§ **Source material**:
— START —
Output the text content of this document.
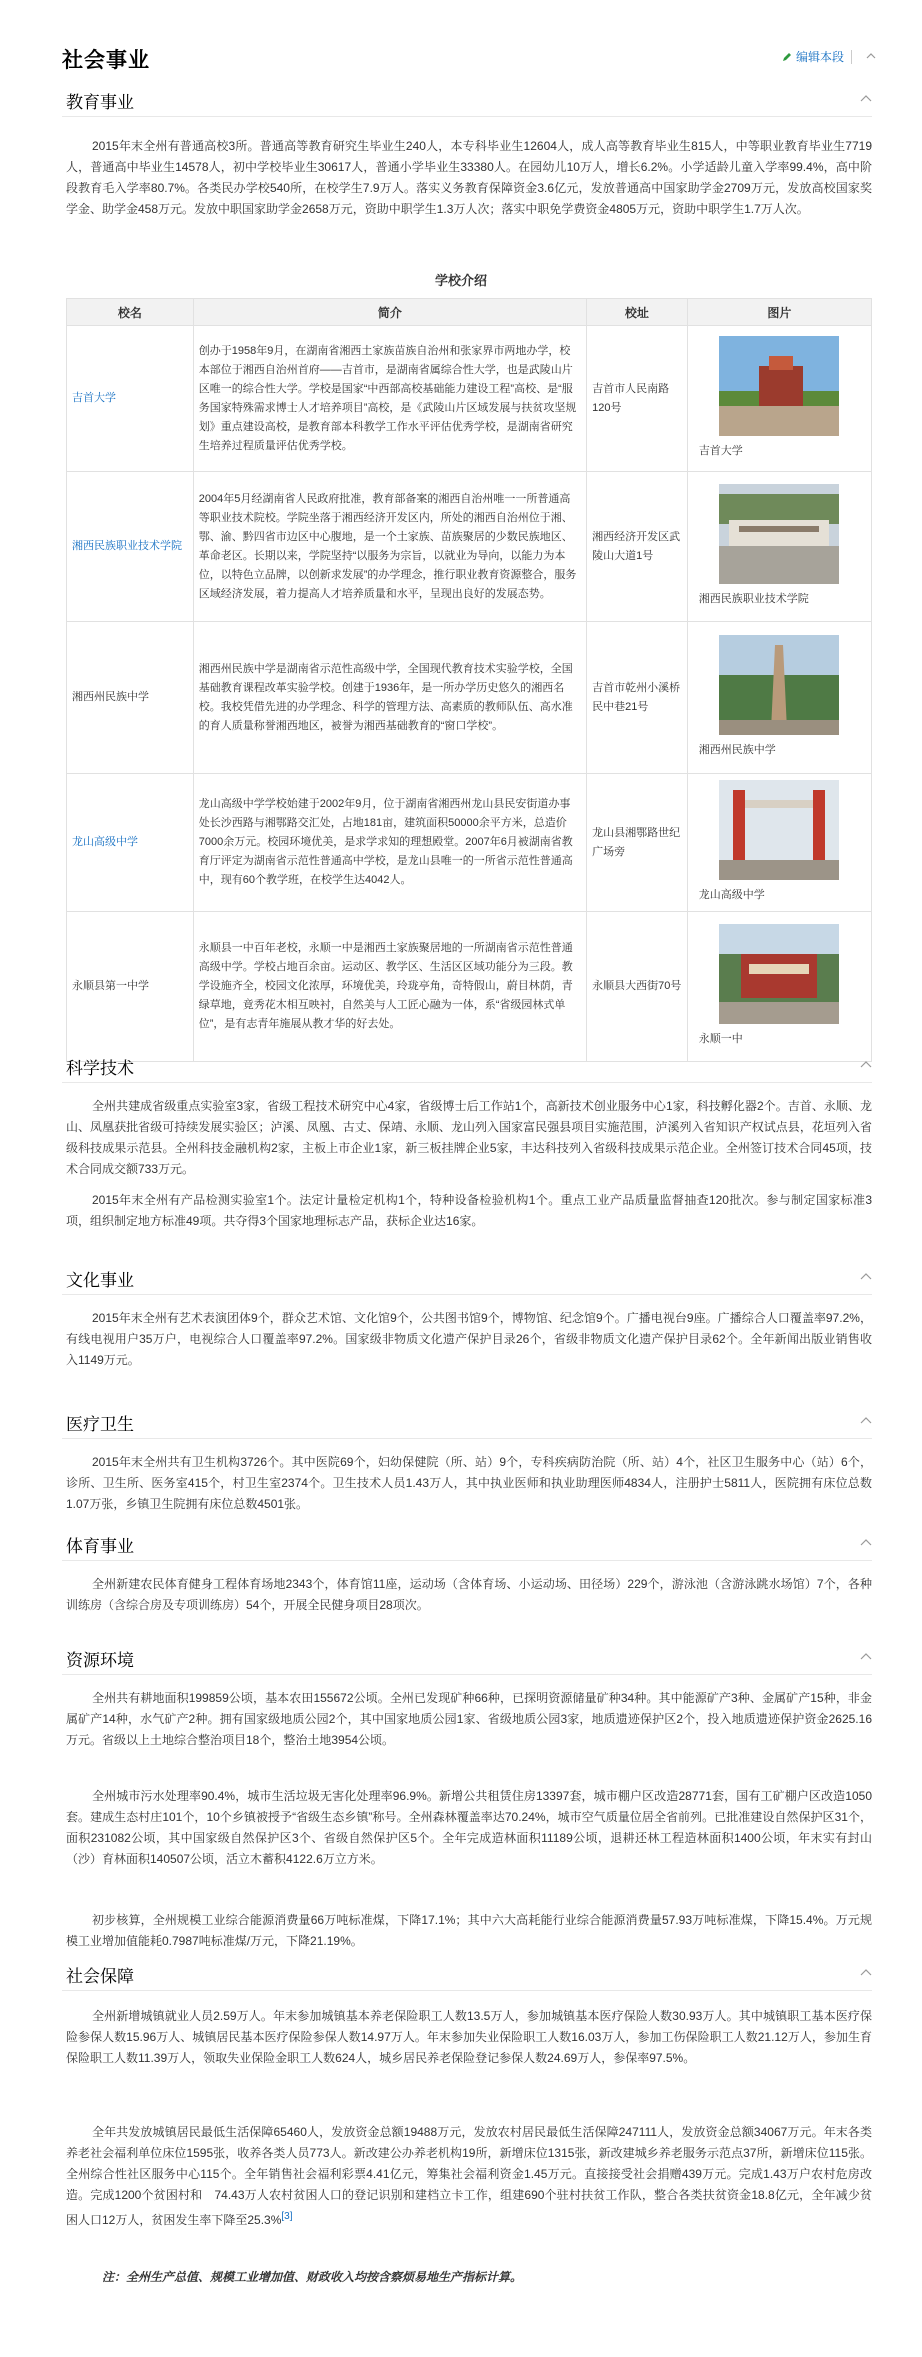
社会事业	编辑本段
教育事业
2015年末全州有普通高校3所。普通高等教育研究生毕业生240人，本专科毕业生12604人，成人高等教育毕业生815人，中等职业教育毕业生7719人，普通高中毕业生14578人，初中学校毕业生30617人，普通小学毕业生33380人。在园幼儿10万人，增长6.2%。小学适龄儿童入学率99.4%，高中阶段教育毛入学率80.7%。各类民办学校540所，在校学生7.9万人。落实义务教育保障资金3.6亿元，发放普通高中国家助学金2709万元，发放高校国家奖学金、助学金458万元。发放中职国家助学金2658万元，资助中职学生1.3万人次；落实中职免学费资金4805万元，资助中职学生1.7万人次。
学校介绍
校名	简介	校址	图片
吉首大学	创办于1958年9月，在湖南省湘西土家族苗族自治州和张家界市两地办学，校本部位于湘西自治州首府——吉首市，是湖南省属综合性大学，也是武陵山片区唯一的综合性大学。学校是国家“中西部高校基础能力建设工程”高校、是“服务国家特殊需求博士人才培养项目”高校，是《武陵山片区域发展与扶贫攻坚规划》重点建设高校，是教育部本科教学工作水平评估优秀学校，是湖南省研究生培养过程质量评估优秀学校。	吉首市人民南路120号	吉首大学

湘西民族职业技术学院	2004年5月经湖南省人民政府批准，教育部备案的湘西自治州唯一一所普通高等职业技术院校。学院坐落于湘西经济开发区内，所处的湘西自治州位于湘、鄂、渝、黔四省市边区中心腹地，是一个土家族、苗族聚居的少数民族地区、革命老区。长期以来，学院坚持“以服务为宗旨，以就业为导向，以能力为本位，以特色立品牌，以创新求发展”的办学理念，推行职业教育资源整合，服务区域经济发展，着力提高人才培养质量和水平，呈现出良好的发展态势。	湘西经济开发区武陵山大道1号	湘西民族职业技术学院

湘西州民族中学	湘西州民族中学是湖南省示范性高级中学，全国现代教育技术实验学校，全国基础教育课程改革实验学校。创建于1936年，是一所办学历史悠久的湘西名校。我校凭借先进的办学理念、科学的管理方法、高素质的教师队伍、高水准的育人质量称誉湘西地区，被誉为湘西基础教育的“窗口学校”。	吉首市乾州小溪桥民中巷21号	湘西州民族中学

龙山高级中学	龙山高级中学学校始建于2002年9月，位于湖南省湘西州龙山县民安街道办事处长沙西路与湘鄂路交汇处，占地181亩，建筑面积50000余平方米，总造价7000余万元。校园环境优美，是求学求知的理想殿堂。2007年6月被湖南省教育厅评定为湖南省示范性普通高中学校，是龙山县唯一的一所省示范性普通高中，现有60个教学班，在校学生达4042人。	龙山县湘鄂路世纪广场旁	龙山高级中学

永顺县第一中学	永顺县一中百年老校，永顺一中是湘西土家族聚居地的一所湖南省示范性普通高级中学。学校占地百余亩。运动区、教学区、生活区区域功能分为三段。教学设施齐全，校园文化浓厚，环境优美，玲珑亭角，奇特假山，蔚目林荫，青绿草地，竟秀花木相互映衬，自然美与人工匠心融为一体，系“省级园林式单位”，是有志青年施展从教才华的好去处。	永顺县大西街70号	永顺一中
科学技术
全州共建成省级重点实验室3家，省级工程技术研究中心4家，省级博士后工作站1个，高新技术创业服务中心1家，科技孵化器2个。吉首、永顺、龙山、凤凰获批省级可持续发展实验区；泸溪、凤凰、古丈、保靖、永顺、龙山列入国家富民强县项目实施范围，泸溪列入省知识产权试点县，花垣列入省级科技成果示范县。全州科技金融机构2家，主板上市企业1家，新三板挂牌企业5家，丰达科技列入省级科技成果示范企业。全州签订技术合同45项，技术合同成交额733万元。
2015年末全州有产品检测实验室1个。法定计量检定机构1个，特种设备检验机构1个。重点工业产品质量监督抽查120批次。参与制定国家标准3项，组织制定地方标准49项。共夺得3个国家地理标志产品，获标企业达16家。
文化事业
2015年末全州有艺术表演团体9个，群众艺术馆、文化馆9个，公共图书馆9个，博物馆、纪念馆9个。广播电视台9座。广播综合人口覆盖率97.2%，有线电视用户35万户，电视综合人口覆盖率97.2%。国家级非物质文化遗产保护目录26个，省级非物质文化遗产保护目录62个。全年新闻出版业销售收入1149万元。
医疗卫生
2015年末全州共有卫生机构3726个。其中医院69个，妇幼保健院（所、站）9个，专科疾病防治院（所、站）4个，社区卫生服务中心（站）6个，诊所、卫生所、医务室415个，村卫生室2374个。卫生技术人员1.43万人，其中执业医师和执业助理医师4834人，注册护士5811人，医院拥有床位总数1.07万张，乡镇卫生院拥有床位总数4501张。
体育事业
全州新建农民体育健身工程体育场地2343个，体育馆11座，运动场（含体育场、小运动场、田径场）229个，游泳池（含游泳跳水场馆）7个，各种训练房（含综合房及专项训练房）54个，开展全民健身项目28项次。
资源环境
全州共有耕地面积199859公顷，基本农田155672公顷。全州已发现矿种66种，已探明资源储量矿种34种。其中能源矿产3种、金属矿产15种，非金属矿产14种，水气矿产2种。拥有国家级地质公园2个，其中国家地质公园1家、省级地质公园3家，地质遗迹保护区2个，投入地质遗迹保护资金2625.16万元。省级以上土地综合整治项目18个，整治土地3954公顷。
全州城市污水处理率90.4%，城市生活垃圾无害化处理率96.9%。新增公共租赁住房13397套，城市棚户区改造28771套，国有工矿棚户区改造1050套。建成生态村庄101个，10个乡镇被授予“省级生态乡镇”称号。全州森林覆盖率达70.24%，城市空气质量位居全省前列。已批准建设自然保护区31个，面积231082公顷，其中国家级自然保护区3个、省级自然保护区5个。全年完成造林面积11189公顷，退耕还林工程造林面积1400公顷，年末实有封山（沙）育林面积140507公顷，活立木蓄积4122.6万立方米。
初步核算，全州规模工业综合能源消费量66万吨标准煤，下降17.1%；其中六大高耗能行业综合能源消费量57.93万吨标准煤，下降15.4%。万元规模工业增加值能耗0.7987吨标准煤/万元，下降21.19%。
社会保障
全州新增城镇就业人员2.59万人。年末参加城镇基本养老保险职工人数13.5万人，参加城镇基本医疗保险人数30.93万人。其中城镇职工基本医疗保险参保人数15.96万人、城镇居民基本医疗保险参保人数14.97万人。年末参加失业保险职工人数16.03万人，参加工伤保险职工人数21.12万人，参加生育保险职工人数11.39万人，领取失业保险金职工人数624人，城乡居民养老保险登记参保人数24.69万人，参保率97.5%。
全年共发放城镇居民最低生活保障65460人，发放资金总额19488万元，发放农村居民最低生活保障247111人，发放资金总额34067万元。年末各类养老社会福利单位床位1595张，收养各类人员773人。新改建公办养老机构19所，新增床位1315张，新改建城乡养老服务示范点37所，新增床位115张。全州综合性社区服务中心115个。全年销售社会福利彩票4.41亿元，筹集社会福利资金1.45万元。直接接受社会捐赠439万元。完成1.43万户农村危房改造。完成1200个贫困村和　74.43万人农村贫困人口的登记识别和建档立卡工作，组建690个驻村扶贫工作队，整合各类扶贫资金18.8亿元，全年减少贫困人口12万人，贫困发生率下降至25.3%[3]
注：全州生产总值、规模工业增加值、财政收入均按含察烦易地生产指标计算。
— END —
§ **Goal of the exercise**:
Please write out all the data again word for word, but not the pictures.

§ **Solved problem**:
Output the text content of this document.
社会事业	编辑本段
教育事业
2015年末全州有普通高校3所。普通高等教育研究生毕业生240人，本专科毕业生12604人，成人高等教育毕业生815人，中等职业教育毕业生7719人，普通高中毕业生14578人，初中学校毕业生30617人，普通小学毕业生33380人。在园幼儿10万人，增长6.2%。小学适龄儿童入学率99.4%，高中阶段教育毛入学率80.7%。各类民办学校540所，在校学生7.9万人。落实义务教育保障资金3.6亿元，发放普通高中国家助学金2709万元，发放高校国家奖学金、助学金458万元。发放中职国家助学金2658万元，资助中职学生1.3万人次；落实中职免学费资金4805万元，资助中职学生1.7万人次。
学校介绍
校名	简介	校址	图片
吉首大学	创办于1958年9月，在湖南省湘西土家族苗族自治州和张家界市两地办学，校本部位于湘西自治州首府——吉首市，是湖南省属综合性大学，也是武陵山片区唯一的综合性大学。学校是国家“中西部高校基础能力建设工程”高校、是“服务国家特殊需求博士人才培养项目”高校，是《武陵山片区域发展与扶贫攻坚规划》重点建设高校，是教育部本科教学工作水平评估优秀学校，是湖南省研究生培养过程质量评估优秀学校。	吉首市人民南路120号	吉首大学

湘西民族职业技术学院	2004年5月经湖南省人民政府批准，教育部备案的湘西自治州唯一一所普通高等职业技术院校。学院坐落于湘西经济开发区内，所处的湘西自治州位于湘、鄂、渝、黔四省市边区中心腹地，是一个土家族、苗族聚居的少数民族地区、革命老区。长期以来，学院坚持“以服务为宗旨，以就业为导向，以能力为本位，以特色立品牌，以创新求发展”的办学理念，推行职业教育资源整合，服务区域经济发展，着力提高人才培养质量和水平，呈现出良好的发展态势。	湘西经济开发区武陵山大道1号	湘西民族职业技术学院

湘西州民族中学	湘西州民族中学是湖南省示范性高级中学，全国现代教育技术实验学校，全国基础教育课程改革实验学校。创建于1936年，是一所办学历史悠久的湘西名校。我校凭借先进的办学理念、科学的管理方法、高素质的教师队伍、高水准的育人质量称誉湘西地区，被誉为湘西基础教育的“窗口学校”。	吉首市乾州小溪桥民中巷21号	湘西州民族中学

龙山高级中学	龙山高级中学学校始建于2002年9月，位于湖南省湘西州龙山县民安街道办事处长沙西路与湘鄂路交汇处，占地181亩，建筑面积50000余平方米，总造价7000余万元。校园环境优美，是求学求知的理想殿堂。2007年6月被湖南省教育厅评定为湖南省示范性普通高中学校，是龙山县唯一的一所省示范性普通高中，现有60个教学班，在校学生达4042人。	龙山县湘鄂路世纪广场旁	龙山高级中学

永顺县第一中学	永顺县一中百年老校，永顺一中是湘西土家族聚居地的一所湖南省示范性普通高级中学。学校占地百余亩。运动区、教学区、生活区区域功能分为三段。教学设施齐全，校园文化浓厚，环境优美，玲珑亭角，奇特假山，蔚目林荫，青绿草地，竟秀花木相互映衬，自然美与人工匠心融为一体，系“省级园林式单位”，是有志青年施展从教才华的好去处。	永顺县大西街70号	永顺一中
科学技术
全州共建成省级重点实验室3家，省级工程技术研究中心4家，省级博士后工作站1个，高新技术创业服务中心1家，科技孵化器2个。吉首、永顺、龙山、凤凰获批省级可持续发展实验区；泸溪、凤凰、古丈、保靖、永顺、龙山列入国家富民强县项目实施范围，泸溪列入省知识产权试点县，花垣列入省级科技成果示范县。全州科技金融机构2家，主板上市企业1家，新三板挂牌企业5家，丰达科技列入省级科技成果示范企业。全州签订技术合同45项，技术合同成交额733万元。
2015年末全州有产品检测实验室1个。法定计量检定机构1个，特种设备检验机构1个。重点工业产品质量监督抽查120批次。参与制定国家标准3项，组织制定地方标准49项。共夺得3个国家地理标志产品，获标企业达16家。
文化事业
2015年末全州有艺术表演团体9个，群众艺术馆、文化馆9个，公共图书馆9个，博物馆、纪念馆9个。广播电视台9座。广播综合人口覆盖率97.2%，有线电视用户35万户，电视综合人口覆盖率97.2%。国家级非物质文化遗产保护目录26个，省级非物质文化遗产保护目录62个。全年新闻出版业销售收入1149万元。
医疗卫生
2015年末全州共有卫生机构3726个。其中医院69个，妇幼保健院（所、站）9个，专科疾病防治院（所、站）4个，社区卫生服务中心（站）6个，诊所、卫生所、医务室415个，村卫生室2374个。卫生技术人员1.43万人，其中执业医师和执业助理医师4834人，注册护士5811人，医院拥有床位总数1.07万张，乡镇卫生院拥有床位总数4501张。
体育事业
全州新建农民体育健身工程体育场地2343个，体育馆11座，运动场（含体育场、小运动场、田径场）229个，游泳池（含游泳跳水场馆）7个，各种训练房（含综合房及专项训练房）54个，开展全民健身项目28项次。
资源环境
全州共有耕地面积199859公顷，基本农田155672公顷。全州已发现矿种66种，已探明资源储量矿种34种。其中能源矿产3种、金属矿产15种，非金属矿产14种，水气矿产2种。拥有国家级地质公园2个，其中国家地质公园1家、省级地质公园3家，地质遗迹保护区2个，投入地质遗迹保护资金2625.16万元。省级以上土地综合整治项目18个，整治土地3954公顷。
全州城市污水处理率90.4%，城市生活垃圾无害化处理率96.9%。新增公共租赁住房13397套，城市棚户区改造28771套，国有工矿棚户区改造1050套。建成生态村庄101个，10个乡镇被授予“省级生态乡镇”称号。全州森林覆盖率达70.24%，城市空气质量位居全省前列。已批准建设自然保护区31个，面积231082公顷，其中国家级自然保护区3个、省级自然保护区5个。全年完成造林面积11189公顷，退耕还林工程造林面积1400公顷，年末实有封山（沙）育林面积140507公顷，活立木蓄积4122.6万立方米。
初步核算，全州规模工业综合能源消费量66万吨标准煤，下降17.1%；其中六大高耗能行业综合能源消费量57.93万吨标准煤，下降15.4%。万元规模工业增加值能耗0.7987吨标准煤/万元，下降21.19%。
社会保障
全州新增城镇就业人员2.59万人。年末参加城镇基本养老保险职工人数13.5万人，参加城镇基本医疗保险人数30.93万人。其中城镇职工基本医疗保险参保人数15.96万人、城镇居民基本医疗保险参保人数14.97万人。年末参加失业保险职工人数16.03万人，参加工伤保险职工人数21.12万人，参加生育保险职工人数11.39万人，领取失业保险金职工人数624人，城乡居民养老保险登记参保人数24.69万人，参保率97.5%。
全年共发放城镇居民最低生活保障65460人，发放资金总额19488万元，发放农村居民最低生活保障247111人，发放资金总额34067万元。年末各类养老社会福利单位床位1595张，收养各类人员773人。新改建公办养老机构19所，新增床位1315张，新改建城乡养老服务示范点37所，新增床位115张。全州综合性社区服务中心115个。全年销售社会福利彩票4.41亿元，筹集社会福利资金1.45万元。直接接受社会捐赠439万元。完成1.43万户农村危房改造。完成1200个贫困村和　74.43万人农村贫困人口的登记识别和建档立卡工作，组建690个驻村扶贫工作队，整合各类扶贫资金18.8亿元，全年减少贫困人口12万人，贫困发生率下降至25.3%[3]
注：全州生产总值、规模工业增加值、财政收入均按含察烦易地生产指标计算。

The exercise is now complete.